Written request: Restate every line of the material, word for word.

Dataset items:
========================================================================
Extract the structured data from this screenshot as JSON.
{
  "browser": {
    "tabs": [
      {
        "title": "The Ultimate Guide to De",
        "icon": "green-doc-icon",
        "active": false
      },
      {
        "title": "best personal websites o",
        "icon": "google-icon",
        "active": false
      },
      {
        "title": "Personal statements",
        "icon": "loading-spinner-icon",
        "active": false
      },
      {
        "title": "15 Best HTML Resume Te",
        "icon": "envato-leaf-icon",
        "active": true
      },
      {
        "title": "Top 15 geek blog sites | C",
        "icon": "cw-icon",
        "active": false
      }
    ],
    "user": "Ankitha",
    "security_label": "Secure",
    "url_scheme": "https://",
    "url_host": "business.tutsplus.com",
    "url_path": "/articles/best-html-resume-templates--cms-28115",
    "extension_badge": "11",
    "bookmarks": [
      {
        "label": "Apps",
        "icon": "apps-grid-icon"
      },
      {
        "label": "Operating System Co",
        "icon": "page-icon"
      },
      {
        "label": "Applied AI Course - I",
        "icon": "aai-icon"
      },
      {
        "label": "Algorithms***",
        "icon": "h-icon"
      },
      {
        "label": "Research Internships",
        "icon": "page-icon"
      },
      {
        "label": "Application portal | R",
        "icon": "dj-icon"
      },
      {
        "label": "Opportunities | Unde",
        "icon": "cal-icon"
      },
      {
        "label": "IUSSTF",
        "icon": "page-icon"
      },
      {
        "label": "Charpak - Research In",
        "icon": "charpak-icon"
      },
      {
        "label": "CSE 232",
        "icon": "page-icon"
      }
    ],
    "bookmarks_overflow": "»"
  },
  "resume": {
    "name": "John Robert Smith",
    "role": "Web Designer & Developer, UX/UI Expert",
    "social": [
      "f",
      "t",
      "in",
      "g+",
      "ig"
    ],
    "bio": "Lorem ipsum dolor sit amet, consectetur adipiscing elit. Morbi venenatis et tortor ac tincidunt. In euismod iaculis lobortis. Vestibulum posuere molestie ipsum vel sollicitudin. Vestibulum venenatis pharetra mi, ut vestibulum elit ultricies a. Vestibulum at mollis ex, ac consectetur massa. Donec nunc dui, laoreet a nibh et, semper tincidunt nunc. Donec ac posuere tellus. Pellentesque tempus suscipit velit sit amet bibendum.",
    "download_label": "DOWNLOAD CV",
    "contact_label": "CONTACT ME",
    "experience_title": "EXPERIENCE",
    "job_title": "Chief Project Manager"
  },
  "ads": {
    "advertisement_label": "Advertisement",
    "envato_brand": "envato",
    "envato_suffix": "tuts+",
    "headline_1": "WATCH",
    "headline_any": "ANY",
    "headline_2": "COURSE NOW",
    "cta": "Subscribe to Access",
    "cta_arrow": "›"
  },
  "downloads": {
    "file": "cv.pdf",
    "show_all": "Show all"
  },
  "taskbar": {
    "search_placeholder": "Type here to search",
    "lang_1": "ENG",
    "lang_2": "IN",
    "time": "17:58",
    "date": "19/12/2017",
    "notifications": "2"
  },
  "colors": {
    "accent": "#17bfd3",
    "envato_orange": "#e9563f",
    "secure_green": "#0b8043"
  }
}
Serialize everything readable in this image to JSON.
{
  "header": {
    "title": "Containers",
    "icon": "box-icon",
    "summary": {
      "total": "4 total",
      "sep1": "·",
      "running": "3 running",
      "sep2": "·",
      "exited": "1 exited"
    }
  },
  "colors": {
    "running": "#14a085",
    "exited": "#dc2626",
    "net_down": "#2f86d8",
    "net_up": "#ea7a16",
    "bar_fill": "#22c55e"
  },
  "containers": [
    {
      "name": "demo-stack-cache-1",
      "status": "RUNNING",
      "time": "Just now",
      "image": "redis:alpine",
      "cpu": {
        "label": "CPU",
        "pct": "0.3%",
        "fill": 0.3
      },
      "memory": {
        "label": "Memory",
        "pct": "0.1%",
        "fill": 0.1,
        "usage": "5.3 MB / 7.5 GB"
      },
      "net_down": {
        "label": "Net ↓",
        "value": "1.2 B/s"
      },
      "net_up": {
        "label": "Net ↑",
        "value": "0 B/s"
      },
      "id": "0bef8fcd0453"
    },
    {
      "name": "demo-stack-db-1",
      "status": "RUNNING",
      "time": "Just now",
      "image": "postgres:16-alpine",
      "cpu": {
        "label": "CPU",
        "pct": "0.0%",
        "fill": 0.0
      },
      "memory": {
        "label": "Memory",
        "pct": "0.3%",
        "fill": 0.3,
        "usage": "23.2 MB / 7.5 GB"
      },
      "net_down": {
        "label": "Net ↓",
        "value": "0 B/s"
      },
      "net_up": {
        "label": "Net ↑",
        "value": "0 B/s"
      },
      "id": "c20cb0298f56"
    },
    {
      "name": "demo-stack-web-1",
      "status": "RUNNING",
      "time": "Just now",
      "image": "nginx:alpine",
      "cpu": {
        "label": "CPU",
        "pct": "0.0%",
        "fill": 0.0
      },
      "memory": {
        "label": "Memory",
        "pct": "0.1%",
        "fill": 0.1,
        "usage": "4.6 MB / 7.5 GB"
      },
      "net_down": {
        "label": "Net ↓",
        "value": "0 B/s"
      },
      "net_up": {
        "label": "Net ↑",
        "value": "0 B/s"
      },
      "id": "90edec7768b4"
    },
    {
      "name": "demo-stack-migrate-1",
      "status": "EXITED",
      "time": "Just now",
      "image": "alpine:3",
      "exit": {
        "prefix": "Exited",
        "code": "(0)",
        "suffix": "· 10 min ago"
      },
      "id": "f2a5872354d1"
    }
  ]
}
========================================================================
Output:
Extract the structured data from this screenshot as JSON.
{
  "browser": {
    "tabs": [
      {
        "title": "The Ultimate Guide to De",
        "icon": "green-doc-icon",
        "active": false
      },
      {
        "title": "best personal websites o",
        "icon": "google-icon",
        "active": false
      },
      {
        "title": "Personal statements",
        "icon": "loading-spinner-icon",
        "active": false
      },
      {
        "title": "15 Best HTML Resume Te",
        "icon": "envato-leaf-icon",
        "active": true
      },
      {
        "title": "Top 15 geek blog sites | C",
        "icon": "cw-icon",
        "active": false
      }
    ],
    "user": "Ankitha",
    "security_label": "Secure",
    "url_scheme": "https://",
    "url_host": "business.tutsplus.com",
    "url_path": "/articles/best-html-resume-templates--cms-28115",
    "extension_badge": "11",
    "bookmarks": [
      {
        "label": "Apps",
        "icon": "apps-grid-icon"
      },
      {
        "label": "Operating System Co",
        "icon": "page-icon"
      },
      {
        "label": "Applied AI Course - I",
        "icon": "aai-icon"
      },
      {
        "label": "Algorithms***",
        "icon": "h-icon"
      },
      {
        "label": "Research Internships",
        "icon": "page-icon"
      },
      {
        "label": "Application portal | R",
        "icon": "dj-icon"
      },
      {
        "label": "Opportunities | Unde",
        "icon": "cal-icon"
      },
      {
        "label": "IUSSTF",
        "icon": "page-icon"
      },
      {
        "label": "Charpak - Research In",
        "icon": "charpak-icon"
      },
      {
        "label": "CSE 232",
        "icon": "page-icon"
      }
    ],
    "bookmarks_overflow": "»"
  },
  "resume": {
    "name": "John Robert Smith",
    "role": "Web Designer & Developer, UX/UI Expert",
    "social": [
      "f",
      "t",
      "in",
      "g+",
      "ig"
    ],
    "bio": "Lorem ipsum dolor sit amet, consectetur adipiscing elit. Morbi venenatis et tortor ac tincidunt. In euismod iaculis lobortis. Vestibulum posuere molestie ipsum vel sollicitudin. Vestibulum venenatis pharetra mi, ut vestibulum elit ultricies a. Vestibulum at mollis ex, ac consectetur massa. Donec nunc dui, laoreet a nibh et, semper tincidunt nunc. Donec ac posuere tellus. Pellentesque tempus suscipit velit sit amet bibendum.",
    "download_label": "DOWNLOAD CV",
    "contact_label": "CONTACT ME",
    "experience_title": "EXPERIENCE",
    "job_title": "Chief Project Manager"
  },
  "ads": {
    "advertisement_label": "Advertisement",
    "envato_brand": "envato",
    "envato_suffix": "tuts+",
    "headline_1": "WATCH",
    "headline_any": "ANY",
    "headline_2": "COURSE NOW",
    "cta": "Subscribe to Access",
    "cta_arrow": "›"
  },
  "downloads": {
    "file": "cv.pdf",
    "show_all": "Show all"
  },
  "taskbar": {
    "search_placeholder": "Type here to search",
    "lang_1": "ENG",
    "lang_2": "IN",
    "time": "17:58",
    "date": "19/12/2017",
    "notifications": "2"
  },
  "colors": {
    "accent": "#17bfd3",
    "envato_orange": "#e9563f",
    "secure_green": "#0b8043"
  }
}
Serialize everything readable in this image to JSON.
{
  "header": {
    "title": "Containers",
    "icon": "box-icon",
    "summary": {
      "total": "4 total",
      "sep1": "·",
      "running": "3 running",
      "sep2": "·",
      "exited": "1 exited"
    }
  },
  "colors": {
    "running": "#14a085",
    "exited": "#dc2626",
    "net_down": "#2f86d8",
    "net_up": "#ea7a16",
    "bar_fill": "#22c55e"
  },
  "containers": [
    {
      "name": "demo-stack-cache-1",
      "status": "RUNNING",
      "time": "Just now",
      "image": "redis:alpine",
      "cpu": {
        "label": "CPU",
        "pct": "0.3%",
        "fill": 0.3
      },
      "memory": {
        "label": "Memory",
        "pct": "0.1%",
        "fill": 0.1,
        "usage": "5.3 MB / 7.5 GB"
      },
      "net_down": {
        "label": "Net ↓",
        "value": "1.2 B/s"
      },
      "net_up": {
        "label": "Net ↑",
        "value": "0 B/s"
      },
      "id": "0bef8fcd0453"
    },
    {
      "name": "demo-stack-db-1",
      "status": "RUNNING",
      "time": "Just now",
      "image": "postgres:16-alpine",
      "cpu": {
        "label": "CPU",
        "pct": "0.0%",
        "fill": 0.0
      },
      "memory": {
        "label": "Memory",
        "pct": "0.3%",
        "fill": 0.3,
        "usage": "23.2 MB / 7.5 GB"
      },
      "net_down": {
        "label": "Net ↓",
        "value": "0 B/s"
      },
      "net_up": {
        "label": "Net ↑",
        "value": "0 B/s"
      },
      "id": "c20cb0298f56"
    },
    {
      "name": "demo-stack-web-1",
      "status": "RUNNING",
      "time": "Just now",
      "image": "nginx:alpine",
      "cpu": {
        "label": "CPU",
        "pct": "0.0%",
        "fill": 0.0
      },
      "memory": {
        "label": "Memory",
        "pct": "0.1%",
        "fill": 0.1,
        "usage": "4.6 MB / 7.5 GB"
      },
      "net_down": {
        "label": "Net ↓",
        "value": "0 B/s"
      },
      "net_up": {
        "label": "Net ↑",
        "value": "0 B/s"
      },
      "id": "90edec7768b4"
    },
    {
      "name": "demo-stack-migrate-1",
      "status": "EXITED",
      "time": "Just now",
      "image": "alpine:3",
      "exit": {
        "prefix": "Exited",
        "code": "(0)",
        "suffix": "· 10 min ago"
      },
      "id": "f2a5872354d1"
    }
  ]
}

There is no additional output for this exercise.